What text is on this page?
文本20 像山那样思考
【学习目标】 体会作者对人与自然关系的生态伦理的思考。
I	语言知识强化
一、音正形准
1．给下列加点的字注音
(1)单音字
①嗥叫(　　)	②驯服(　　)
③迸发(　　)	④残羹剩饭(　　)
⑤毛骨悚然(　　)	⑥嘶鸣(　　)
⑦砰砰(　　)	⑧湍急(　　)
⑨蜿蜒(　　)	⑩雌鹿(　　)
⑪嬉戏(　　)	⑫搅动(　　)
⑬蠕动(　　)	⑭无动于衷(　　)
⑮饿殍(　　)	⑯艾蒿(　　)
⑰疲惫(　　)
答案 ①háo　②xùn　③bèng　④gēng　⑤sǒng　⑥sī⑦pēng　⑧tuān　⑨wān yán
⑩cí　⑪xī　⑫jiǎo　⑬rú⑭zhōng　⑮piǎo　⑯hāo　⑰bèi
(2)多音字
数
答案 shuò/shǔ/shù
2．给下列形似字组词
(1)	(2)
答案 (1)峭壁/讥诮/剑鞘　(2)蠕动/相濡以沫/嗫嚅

##############################

Restate the data above exactly, keeping each word as it stands.

Answer:
What text is on this page?
文本20 像山那样思考
【学习目标】 体会作者对人与自然关系的生态伦理的思考。
I	语言知识强化
一、音正形准
1．给下列加点的字注音
(1)单音字
①嗥叫(　　)	②驯服(　　)
③迸发(　　)	④残羹剩饭(　　)
⑤毛骨悚然(　　)	⑥嘶鸣(　　)
⑦砰砰(　　)	⑧湍急(　　)
⑨蜿蜒(　　)	⑩雌鹿(　　)
⑪嬉戏(　　)	⑫搅动(　　)
⑬蠕动(　　)	⑭无动于衷(　　)
⑮饿殍(　　)	⑯艾蒿(　　)
⑰疲惫(　　)
答案 ①háo　②xùn　③bèng　④gēng　⑤sǒng　⑥sī⑦pēng　⑧tuān　⑨wān yán
⑩cí　⑪xī　⑫jiǎo　⑬rú⑭zhōng　⑮piǎo　⑯hāo　⑰bèi
(2)多音字
数
答案 shuò/shǔ/shù
2．给下列形似字组词
(1)	(2)
答案 (1)峭壁/讥诮/剑鞘　(2)蠕动/相濡以沫/嗫嚅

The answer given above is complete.